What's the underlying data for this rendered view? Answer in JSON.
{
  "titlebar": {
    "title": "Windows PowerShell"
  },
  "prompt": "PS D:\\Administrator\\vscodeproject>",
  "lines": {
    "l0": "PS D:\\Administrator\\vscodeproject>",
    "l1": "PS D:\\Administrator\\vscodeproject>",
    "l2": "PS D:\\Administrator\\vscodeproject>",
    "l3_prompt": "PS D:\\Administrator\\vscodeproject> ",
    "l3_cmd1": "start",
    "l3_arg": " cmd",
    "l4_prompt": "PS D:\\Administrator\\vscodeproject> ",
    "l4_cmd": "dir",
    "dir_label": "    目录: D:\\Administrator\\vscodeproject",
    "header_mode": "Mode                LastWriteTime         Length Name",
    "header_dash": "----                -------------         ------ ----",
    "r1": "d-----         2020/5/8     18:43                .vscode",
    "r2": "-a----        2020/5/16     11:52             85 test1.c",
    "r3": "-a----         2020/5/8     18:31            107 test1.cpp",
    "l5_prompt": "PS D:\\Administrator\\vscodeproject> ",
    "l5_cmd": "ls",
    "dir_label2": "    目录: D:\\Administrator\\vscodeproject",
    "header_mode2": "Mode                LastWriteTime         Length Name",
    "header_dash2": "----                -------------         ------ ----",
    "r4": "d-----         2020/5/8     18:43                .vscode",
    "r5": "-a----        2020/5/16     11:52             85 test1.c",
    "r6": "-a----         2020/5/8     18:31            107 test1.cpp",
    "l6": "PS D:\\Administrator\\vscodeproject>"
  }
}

Short task: Restate all of the entries above precisely.

Result of this exercise:
What's the underlying data for this rendered view? Answer in JSON.
{
  "titlebar": {
    "title": "Windows PowerShell"
  },
  "prompt": "PS D:\\Administrator\\vscodeproject>",
  "lines": {
    "l0": "PS D:\\Administrator\\vscodeproject>",
    "l1": "PS D:\\Administrator\\vscodeproject>",
    "l2": "PS D:\\Administrator\\vscodeproject>",
    "l3_prompt": "PS D:\\Administrator\\vscodeproject> ",
    "l3_cmd1": "start",
    "l3_arg": " cmd",
    "l4_prompt": "PS D:\\Administrator\\vscodeproject> ",
    "l4_cmd": "dir",
    "dir_label": "    目录: D:\\Administrator\\vscodeproject",
    "header_mode": "Mode                LastWriteTime         Length Name",
    "header_dash": "----                -------------         ------ ----",
    "r1": "d-----         2020/5/8     18:43                .vscode",
    "r2": "-a----        2020/5/16     11:52             85 test1.c",
    "r3": "-a----         2020/5/8     18:31            107 test1.cpp",
    "l5_prompt": "PS D:\\Administrator\\vscodeproject> ",
    "l5_cmd": "ls",
    "dir_label2": "    目录: D:\\Administrator\\vscodeproject",
    "header_mode2": "Mode                LastWriteTime         Length Name",
    "header_dash2": "----                -------------         ------ ----",
    "r4": "d-----         2020/5/8     18:43                .vscode",
    "r5": "-a----        2020/5/16     11:52             85 test1.c",
    "r6": "-a----         2020/5/8     18:31            107 test1.cpp",
    "l6": "PS D:\\Administrator\\vscodeproject>"
  }
}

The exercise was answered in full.